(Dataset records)
________
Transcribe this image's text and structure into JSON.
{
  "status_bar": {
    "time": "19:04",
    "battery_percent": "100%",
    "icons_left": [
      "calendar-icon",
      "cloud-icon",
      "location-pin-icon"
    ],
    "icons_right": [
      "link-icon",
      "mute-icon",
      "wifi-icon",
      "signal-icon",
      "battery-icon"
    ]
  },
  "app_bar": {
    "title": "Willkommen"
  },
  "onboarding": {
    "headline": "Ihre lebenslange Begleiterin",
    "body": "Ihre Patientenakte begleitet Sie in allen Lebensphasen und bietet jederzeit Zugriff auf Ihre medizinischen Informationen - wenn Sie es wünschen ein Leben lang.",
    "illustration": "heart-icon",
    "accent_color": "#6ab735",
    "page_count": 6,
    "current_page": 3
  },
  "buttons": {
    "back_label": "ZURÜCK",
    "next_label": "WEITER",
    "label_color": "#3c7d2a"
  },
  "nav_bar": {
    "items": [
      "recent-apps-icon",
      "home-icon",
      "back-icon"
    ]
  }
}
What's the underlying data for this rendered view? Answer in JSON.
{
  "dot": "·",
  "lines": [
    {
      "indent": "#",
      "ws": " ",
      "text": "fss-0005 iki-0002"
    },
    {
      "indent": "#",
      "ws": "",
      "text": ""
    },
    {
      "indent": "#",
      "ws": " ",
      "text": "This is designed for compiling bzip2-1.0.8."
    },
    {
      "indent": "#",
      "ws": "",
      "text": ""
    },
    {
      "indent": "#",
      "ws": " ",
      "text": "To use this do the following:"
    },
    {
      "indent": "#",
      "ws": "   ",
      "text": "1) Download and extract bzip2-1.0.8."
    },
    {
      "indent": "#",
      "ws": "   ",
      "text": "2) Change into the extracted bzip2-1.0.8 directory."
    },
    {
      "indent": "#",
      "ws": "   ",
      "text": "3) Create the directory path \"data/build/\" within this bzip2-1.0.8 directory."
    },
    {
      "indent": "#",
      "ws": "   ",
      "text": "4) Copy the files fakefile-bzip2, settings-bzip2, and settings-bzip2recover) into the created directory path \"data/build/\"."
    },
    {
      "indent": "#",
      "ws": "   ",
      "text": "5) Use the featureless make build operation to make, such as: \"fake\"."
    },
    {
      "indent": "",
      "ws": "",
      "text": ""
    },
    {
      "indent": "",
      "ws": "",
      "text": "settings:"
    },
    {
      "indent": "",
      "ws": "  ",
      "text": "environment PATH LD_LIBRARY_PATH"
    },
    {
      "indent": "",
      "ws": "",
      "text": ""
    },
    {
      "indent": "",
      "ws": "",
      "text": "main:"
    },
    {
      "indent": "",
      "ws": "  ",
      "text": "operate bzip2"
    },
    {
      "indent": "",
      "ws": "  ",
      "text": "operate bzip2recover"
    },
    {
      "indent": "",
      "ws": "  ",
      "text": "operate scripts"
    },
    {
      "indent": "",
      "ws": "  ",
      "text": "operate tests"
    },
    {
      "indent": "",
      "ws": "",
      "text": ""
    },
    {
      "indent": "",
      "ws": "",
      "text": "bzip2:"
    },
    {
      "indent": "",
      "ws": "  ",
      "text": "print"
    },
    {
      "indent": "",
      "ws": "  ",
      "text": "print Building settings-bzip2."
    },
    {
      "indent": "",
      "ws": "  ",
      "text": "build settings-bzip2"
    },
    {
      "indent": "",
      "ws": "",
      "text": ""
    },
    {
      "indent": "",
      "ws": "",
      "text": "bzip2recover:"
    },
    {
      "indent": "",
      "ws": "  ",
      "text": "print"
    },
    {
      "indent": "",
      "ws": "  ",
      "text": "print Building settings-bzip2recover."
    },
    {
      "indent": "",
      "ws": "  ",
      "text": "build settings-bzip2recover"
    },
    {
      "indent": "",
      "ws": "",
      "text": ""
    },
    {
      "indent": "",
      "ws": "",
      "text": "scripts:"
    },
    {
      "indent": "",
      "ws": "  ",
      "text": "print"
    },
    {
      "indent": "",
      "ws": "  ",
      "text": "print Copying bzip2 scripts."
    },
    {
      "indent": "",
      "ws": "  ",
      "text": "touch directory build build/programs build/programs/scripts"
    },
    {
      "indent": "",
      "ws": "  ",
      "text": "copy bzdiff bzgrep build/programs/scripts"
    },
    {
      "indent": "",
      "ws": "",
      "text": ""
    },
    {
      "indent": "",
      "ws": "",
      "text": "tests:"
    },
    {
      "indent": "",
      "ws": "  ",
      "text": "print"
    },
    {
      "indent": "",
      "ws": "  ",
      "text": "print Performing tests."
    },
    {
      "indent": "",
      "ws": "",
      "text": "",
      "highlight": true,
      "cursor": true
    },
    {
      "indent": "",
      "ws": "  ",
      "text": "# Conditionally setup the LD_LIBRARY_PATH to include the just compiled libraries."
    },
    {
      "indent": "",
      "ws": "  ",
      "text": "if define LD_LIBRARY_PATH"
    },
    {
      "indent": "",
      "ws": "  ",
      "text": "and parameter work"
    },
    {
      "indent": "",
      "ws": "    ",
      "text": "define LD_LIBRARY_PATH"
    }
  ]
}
________
## Exercise aim
Print all of the entries exactly as they appear.

## Correct result
Transcribe this image's text and structure into JSON.
{
  "status_bar": {
    "time": "19:04",
    "battery_percent": "100%",
    "icons_left": [
      "calendar-icon",
      "cloud-icon",
      "location-pin-icon"
    ],
    "icons_right": [
      "link-icon",
      "mute-icon",
      "wifi-icon",
      "signal-icon",
      "battery-icon"
    ]
  },
  "app_bar": {
    "title": "Willkommen"
  },
  "onboarding": {
    "headline": "Ihre lebenslange Begleiterin",
    "body": "Ihre Patientenakte begleitet Sie in allen Lebensphasen und bietet jederzeit Zugriff auf Ihre medizinischen Informationen - wenn Sie es wünschen ein Leben lang.",
    "illustration": "heart-icon",
    "accent_color": "#6ab735",
    "page_count": 6,
    "current_page": 3
  },
  "buttons": {
    "back_label": "ZURÜCK",
    "next_label": "WEITER",
    "label_color": "#3c7d2a"
  },
  "nav_bar": {
    "items": [
      "recent-apps-icon",
      "home-icon",
      "back-icon"
    ]
  }
}
What's the underlying data for this rendered view? Answer in JSON.
{
  "dot": "·",
  "lines": [
    {
      "indent": "#",
      "ws": " ",
      "text": "fss-0005 iki-0002"
    },
    {
      "indent": "#",
      "ws": "",
      "text": ""
    },
    {
      "indent": "#",
      "ws": " ",
      "text": "This is designed for compiling bzip2-1.0.8."
    },
    {
      "indent": "#",
      "ws": "",
      "text": ""
    },
    {
      "indent": "#",
      "ws": " ",
      "text": "To use this do the following:"
    },
    {
      "indent": "#",
      "ws": "   ",
      "text": "1) Download and extract bzip2-1.0.8."
    },
    {
      "indent": "#",
      "ws": "   ",
      "text": "2) Change into the extracted bzip2-1.0.8 directory."
    },
    {
      "indent": "#",
      "ws": "   ",
      "text": "3) Create the directory path \"data/build/\" within this bzip2-1.0.8 directory."
    },
    {
      "indent": "#",
      "ws": "   ",
      "text": "4) Copy the files fakefile-bzip2, settings-bzip2, and settings-bzip2recover) into the created directory path \"data/build/\"."
    },
    {
      "indent": "#",
      "ws": "   ",
      "text": "5) Use the featureless make build operation to make, such as: \"fake\"."
    },
    {
      "indent": "",
      "ws": "",
      "text": ""
    },
    {
      "indent": "",
      "ws": "",
      "text": "settings:"
    },
    {
      "indent": "",
      "ws": "  ",
      "text": "environment PATH LD_LIBRARY_PATH"
    },
    {
      "indent": "",
      "ws": "",
      "text": ""
    },
    {
      "indent": "",
      "ws": "",
      "text": "main:"
    },
    {
      "indent": "",
      "ws": "  ",
      "text": "operate bzip2"
    },
    {
      "indent": "",
      "ws": "  ",
      "text": "operate bzip2recover"
    },
    {
      "indent": "",
      "ws": "  ",
      "text": "operate scripts"
    },
    {
      "indent": "",
      "ws": "  ",
      "text": "operate tests"
    },
    {
      "indent": "",
      "ws": "",
      "text": ""
    },
    {
      "indent": "",
      "ws": "",
      "text": "bzip2:"
    },
    {
      "indent": "",
      "ws": "  ",
      "text": "print"
    },
    {
      "indent": "",
      "ws": "  ",
      "text": "print Building settings-bzip2."
    },
    {
      "indent": "",
      "ws": "  ",
      "text": "build settings-bzip2"
    },
    {
      "indent": "",
      "ws": "",
      "text": ""
    },
    {
      "indent": "",
      "ws": "",
      "text": "bzip2recover:"
    },
    {
      "indent": "",
      "ws": "  ",
      "text": "print"
    },
    {
      "indent": "",
      "ws": "  ",
      "text": "print Building settings-bzip2recover."
    },
    {
      "indent": "",
      "ws": "  ",
      "text": "build settings-bzip2recover"
    },
    {
      "indent": "",
      "ws": "",
      "text": ""
    },
    {
      "indent": "",
      "ws": "",
      "text": "scripts:"
    },
    {
      "indent": "",
      "ws": "  ",
      "text": "print"
    },
    {
      "indent": "",
      "ws": "  ",
      "text": "print Copying bzip2 scripts."
    },
    {
      "indent": "",
      "ws": "  ",
      "text": "touch directory build build/programs build/programs/scripts"
    },
    {
      "indent": "",
      "ws": "  ",
      "text": "copy bzdiff bzgrep build/programs/scripts"
    },
    {
      "indent": "",
      "ws": "",
      "text": ""
    },
    {
      "indent": "",
      "ws": "",
      "text": "tests:"
    },
    {
      "indent": "",
      "ws": "  ",
      "text": "print"
    },
    {
      "indent": "",
      "ws": "  ",
      "text": "print Performing tests."
    },
    {
      "indent": "",
      "ws": "",
      "text": "",
      "highlight": true,
      "cursor": true
    },
    {
      "indent": "",
      "ws": "  ",
      "text": "# Conditionally setup the LD_LIBRARY_PATH to include the just compiled libraries."
    },
    {
      "indent": "",
      "ws": "  ",
      "text": "if define LD_LIBRARY_PATH"
    },
    {
      "indent": "",
      "ws": "  ",
      "text": "and parameter work"
    },
    {
      "indent": "",
      "ws": "    ",
      "text": "define LD_LIBRARY_PATH"
    }
  ]
}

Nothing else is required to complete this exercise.